◆ To do ◆
Transcribe every line exactly and omit anything that is a picture.

(Stored dataset items)
══════
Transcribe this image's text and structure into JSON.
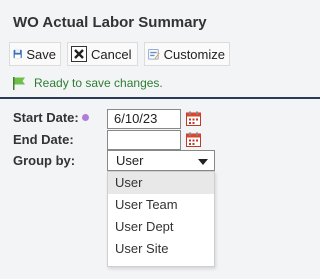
{
  "header": {
    "title": "WO Actual Labor Summary"
  },
  "toolbar": {
    "save_label": "Save",
    "cancel_label": "Cancel",
    "customize_label": "Customize"
  },
  "status": {
    "message": "Ready to save changes."
  },
  "form": {
    "start_date_label": "Start Date:",
    "start_date_value": "6/10/23",
    "end_date_label": "End Date:",
    "end_date_value": "",
    "group_by_label": "Group by:",
    "group_by_value": "User",
    "group_by_options": [
      "User",
      "User Team",
      "User Dept",
      "User Site"
    ]
  },
  "colors": {
    "divider": "#283c5a",
    "status_text": "#2e7d32",
    "required_dot": "#b07cd8"
  }
}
══════
◆ Result for this exercise ◆
Transcribe this image's text and structure into JSON.
{
  "header": {
    "title": "WO Actual Labor Summary"
  },
  "toolbar": {
    "save_label": "Save",
    "cancel_label": "Cancel",
    "customize_label": "Customize"
  },
  "status": {
    "message": "Ready to save changes."
  },
  "form": {
    "start_date_label": "Start Date:",
    "start_date_value": "6/10/23",
    "end_date_label": "End Date:",
    "end_date_value": "",
    "group_by_label": "Group by:",
    "group_by_value": "User",
    "group_by_options": [
      "User",
      "User Team",
      "User Dept",
      "User Site"
    ]
  },
  "colors": {
    "divider": "#283c5a",
    "status_text": "#2e7d32",
    "required_dot": "#b07cd8"
  }
}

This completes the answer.